● Work order
Set down each of the records below exactly as it reads. No pictures go into the copy.

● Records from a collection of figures
━━━━━━
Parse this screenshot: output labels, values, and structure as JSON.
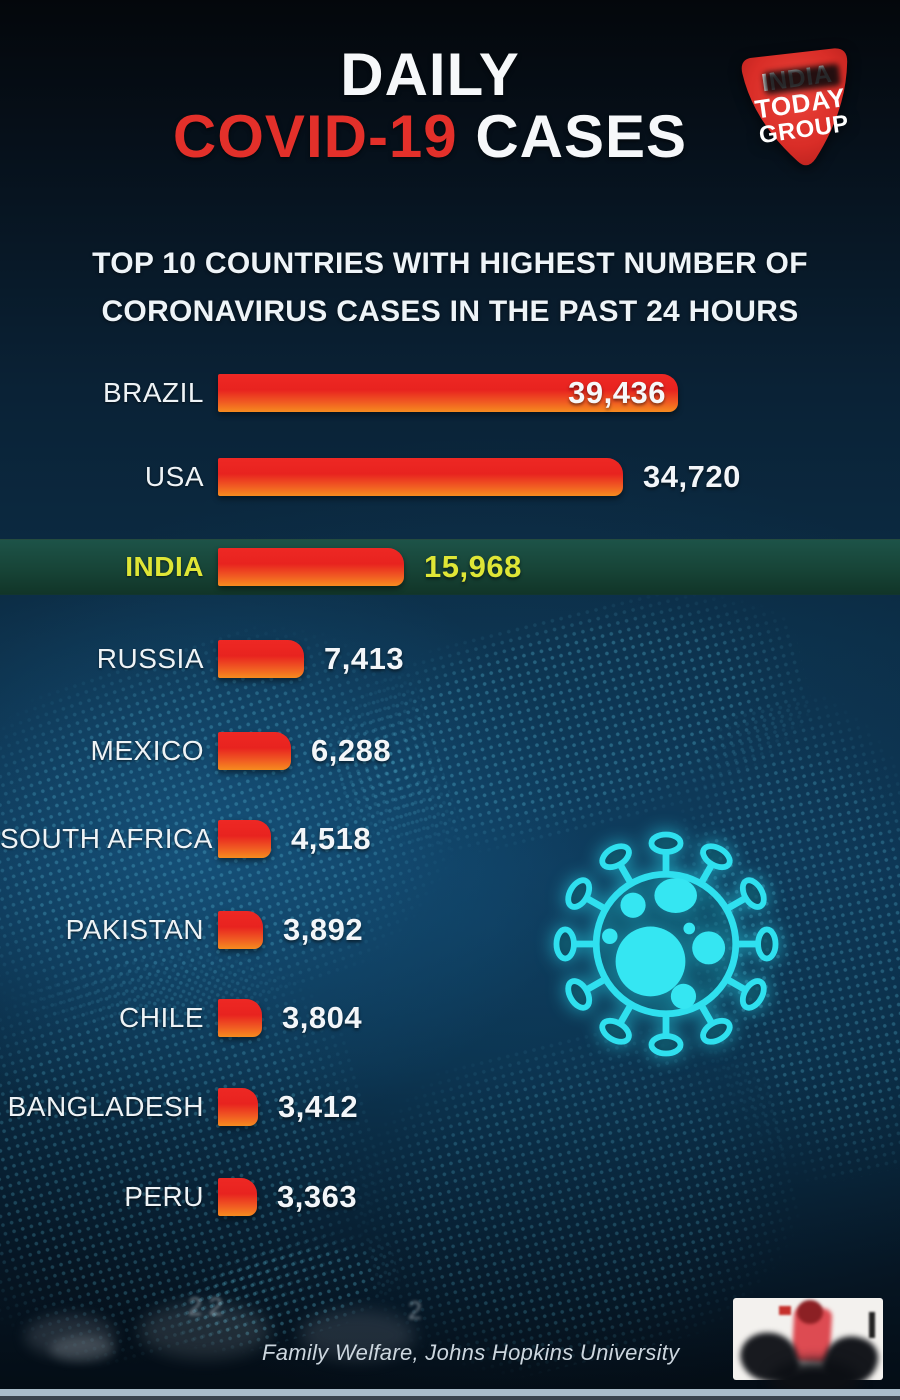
{
  "header": {
    "title_line1": "DAILY",
    "title_line2_accent": "COVID-19",
    "title_line2_rest": " CASES",
    "accent_color": "#e3302a"
  },
  "logo": {
    "line1": "INDIA",
    "line2": "TODAY",
    "line3": "GROUP",
    "bg_color": "#d92d27"
  },
  "subtitle": {
    "line1": "TOP 10 COUNTRIES WITH HIGHEST NUMBER OF",
    "line2": "CORONAVIRUS CASES IN THE PAST 24 HOURS"
  },
  "chart_data": {
    "type": "bar",
    "orientation": "horizontal",
    "title": "Top 10 countries with highest number of coronavirus cases in the past 24 hours",
    "categories": [
      "BRAZIL",
      "USA",
      "INDIA",
      "RUSSIA",
      "MEXICO",
      "SOUTH AFRICA",
      "PAKISTAN",
      "CHILE",
      "BANGLADESH",
      "PERU"
    ],
    "values": [
      39436,
      34720,
      15968,
      7413,
      6288,
      4518,
      3892,
      3804,
      3412,
      3363
    ],
    "value_labels": [
      "39,436",
      "34,720",
      "15,968",
      "7,413",
      "6,288",
      "4,518",
      "3,892",
      "3,804",
      "3,412",
      "3,363"
    ],
    "xlim": [
      0,
      39436
    ],
    "highlighted_category": "INDIA",
    "value_inside_bar_categories": [
      "BRAZIL"
    ],
    "bar_gradient_top": "#ee2824",
    "bar_gradient_bottom": "#f68b1f",
    "highlight_band_color": "#174437",
    "highlight_text_color": "#dfe636"
  },
  "footer": {
    "source_text": "Family Welfare, Johns Hopkins University",
    "faint_marks": [
      "2 2",
      "2"
    ]
  },
  "decor": {
    "virus_icon_color": "#2fe0ef",
    "map_dot_color": "#5fc8e4"
  }
}
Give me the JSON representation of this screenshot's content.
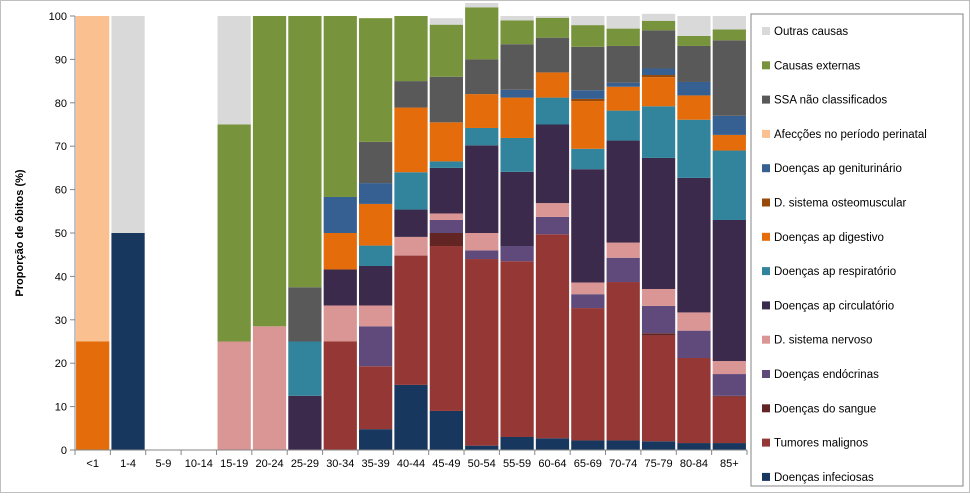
━━━━━━
● Your response
Parse this screenshot: output labels, values, and structure as JSON.
{
  "header": {
    "title_line1": "DAILY",
    "title_line2_accent": "COVID-19",
    "title_line2_rest": " CASES",
    "accent_color": "#e3302a"
  },
  "logo": {
    "line1": "INDIA",
    "line2": "TODAY",
    "line3": "GROUP",
    "bg_color": "#d92d27"
  },
  "subtitle": {
    "line1": "TOP 10 COUNTRIES WITH HIGHEST NUMBER OF",
    "line2": "CORONAVIRUS CASES IN THE PAST 24 HOURS"
  },
  "chart_data": {
    "type": "bar",
    "orientation": "horizontal",
    "title": "Top 10 countries with highest number of coronavirus cases in the past 24 hours",
    "categories": [
      "BRAZIL",
      "USA",
      "INDIA",
      "RUSSIA",
      "MEXICO",
      "SOUTH AFRICA",
      "PAKISTAN",
      "CHILE",
      "BANGLADESH",
      "PERU"
    ],
    "values": [
      39436,
      34720,
      15968,
      7413,
      6288,
      4518,
      3892,
      3804,
      3412,
      3363
    ],
    "value_labels": [
      "39,436",
      "34,720",
      "15,968",
      "7,413",
      "6,288",
      "4,518",
      "3,892",
      "3,804",
      "3,412",
      "3,363"
    ],
    "xlim": [
      0,
      39436
    ],
    "highlighted_category": "INDIA",
    "value_inside_bar_categories": [
      "BRAZIL"
    ],
    "bar_gradient_top": "#ee2824",
    "bar_gradient_bottom": "#f68b1f",
    "highlight_band_color": "#174437",
    "highlight_text_color": "#dfe636"
  },
  "footer": {
    "source_text": "Family Welfare, Johns Hopkins University",
    "faint_marks": [
      "2 2",
      "2"
    ]
  },
  "decor": {
    "virus_icon_color": "#2fe0ef",
    "map_dot_color": "#5fc8e4"
  }
}
Give me the JSON representation of this screenshot's content.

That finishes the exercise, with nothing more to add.